All of the listing below must be repeated word for word. Pictures are the only thing to omit.

--- Raw data ---
>> START
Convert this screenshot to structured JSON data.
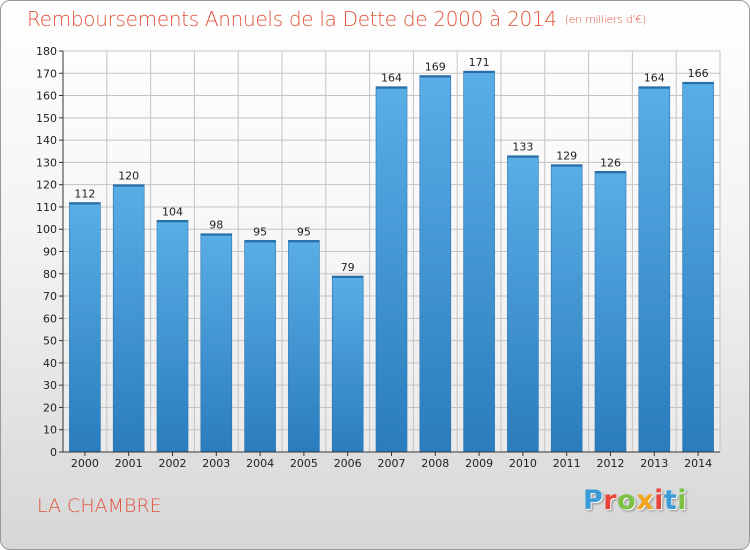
{
  "title": "Remboursements Annuels de la Dette de 2000 à 2014",
  "subtitle": "(en milliers d'€)",
  "commune": "LA CHAMBRE",
  "logo": {
    "letters": [
      "P",
      "r",
      "o",
      "x",
      "i",
      "t",
      "i"
    ],
    "colors": [
      "#3a9bd9",
      "#e8463a",
      "#7bc143",
      "#f2a51d",
      "#e8463a",
      "#3a9bd9",
      "#7bc143"
    ]
  },
  "colors": {
    "title": "#e0533d",
    "bar_light": "#5aaee6",
    "bar_dark": "#2a7cbd"
  },
  "chart_data": {
    "type": "bar",
    "title": "Remboursements Annuels de la Dette de 2000 à 2014",
    "categories": [
      "2000",
      "2001",
      "2002",
      "2003",
      "2004",
      "2005",
      "2006",
      "2007",
      "2008",
      "2009",
      "2010",
      "2011",
      "2012",
      "2013",
      "2014"
    ],
    "values": [
      112,
      120,
      104,
      98,
      95,
      95,
      79,
      164,
      169,
      171,
      133,
      129,
      126,
      164,
      166
    ],
    "xlabel": "",
    "ylabel": "",
    "ylim": [
      0,
      180
    ],
    "yticks": [
      0,
      10,
      20,
      30,
      40,
      50,
      60,
      70,
      80,
      90,
      100,
      110,
      120,
      130,
      140,
      150,
      160,
      170,
      180
    ],
    "grid": true
  }
}
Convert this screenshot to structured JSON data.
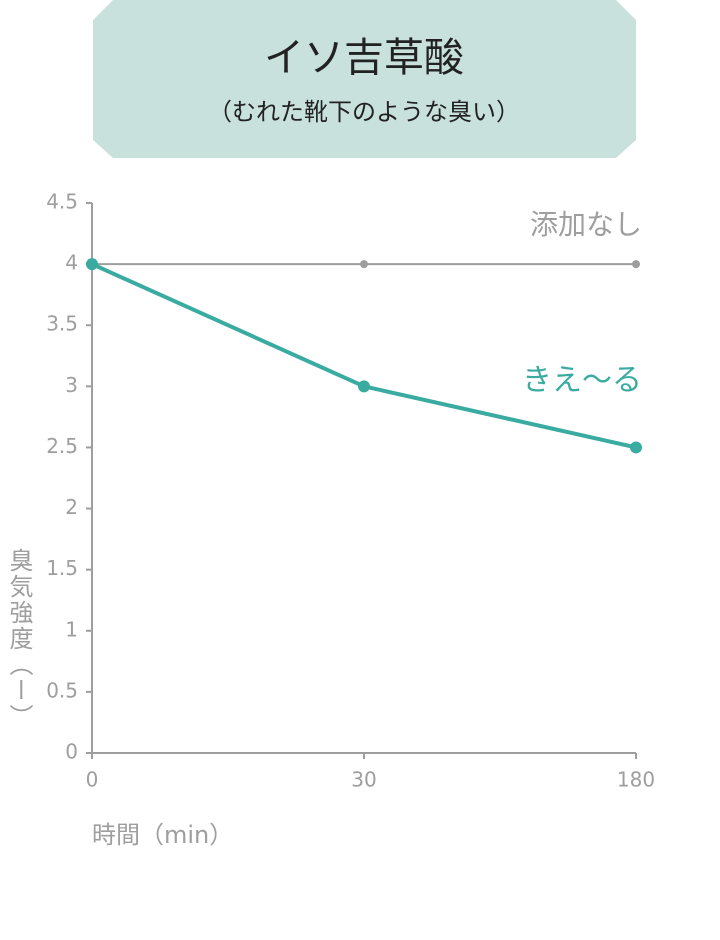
{
  "chart_data": {
    "type": "line",
    "title": "イソ吉草酸",
    "subtitle": "（むれた靴下のような臭い）",
    "x_label": "時間（min）",
    "y_label": "臭気強度（ー）",
    "categories": [
      "0",
      "30",
      "180"
    ],
    "series": [
      {
        "name": "添加なし",
        "color": "#9e9e9e",
        "values": [
          4,
          4,
          4
        ]
      },
      {
        "name": "きえ～る",
        "color": "#3aaba0",
        "values": [
          4,
          3,
          2.5
        ]
      }
    ],
    "ylim": [
      0,
      4.5
    ],
    "yticks": [
      0,
      0.5,
      1,
      1.5,
      2,
      2.5,
      3,
      3.5,
      4,
      4.5
    ],
    "grid": false
  }
}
>> END
--- Output for this task ---
Convert this screenshot to structured JSON data.
{
  "title": "Remboursements Annuels de la Dette de 2000 à 2014",
  "subtitle": "(en milliers d'€)",
  "commune": "LA CHAMBRE",
  "logo": {
    "letters": [
      "P",
      "r",
      "o",
      "x",
      "i",
      "t",
      "i"
    ],
    "colors": [
      "#3a9bd9",
      "#e8463a",
      "#7bc143",
      "#f2a51d",
      "#e8463a",
      "#3a9bd9",
      "#7bc143"
    ]
  },
  "colors": {
    "title": "#e0533d",
    "bar_light": "#5aaee6",
    "bar_dark": "#2a7cbd"
  },
  "chart_data": {
    "type": "bar",
    "title": "Remboursements Annuels de la Dette de 2000 à 2014",
    "categories": [
      "2000",
      "2001",
      "2002",
      "2003",
      "2004",
      "2005",
      "2006",
      "2007",
      "2008",
      "2009",
      "2010",
      "2011",
      "2012",
      "2013",
      "2014"
    ],
    "values": [
      112,
      120,
      104,
      98,
      95,
      95,
      79,
      164,
      169,
      171,
      133,
      129,
      126,
      164,
      166
    ],
    "xlabel": "",
    "ylabel": "",
    "ylim": [
      0,
      180
    ],
    "yticks": [
      0,
      10,
      20,
      30,
      40,
      50,
      60,
      70,
      80,
      90,
      100,
      110,
      120,
      130,
      140,
      150,
      160,
      170,
      180
    ],
    "grid": true
  }
}
Convert this screenshot to structured JSON data.
{
  "chart_data": {
    "type": "line",
    "title": "イソ吉草酸",
    "subtitle": "（むれた靴下のような臭い）",
    "x_label": "時間（min）",
    "y_label": "臭気強度（ー）",
    "categories": [
      "0",
      "30",
      "180"
    ],
    "series": [
      {
        "name": "添加なし",
        "color": "#9e9e9e",
        "values": [
          4,
          4,
          4
        ]
      },
      {
        "name": "きえ～る",
        "color": "#3aaba0",
        "values": [
          4,
          3,
          2.5
        ]
      }
    ],
    "ylim": [
      0,
      4.5
    ],
    "yticks": [
      0,
      0.5,
      1,
      1.5,
      2,
      2.5,
      3,
      3.5,
      4,
      4.5
    ],
    "grid": false
  }
}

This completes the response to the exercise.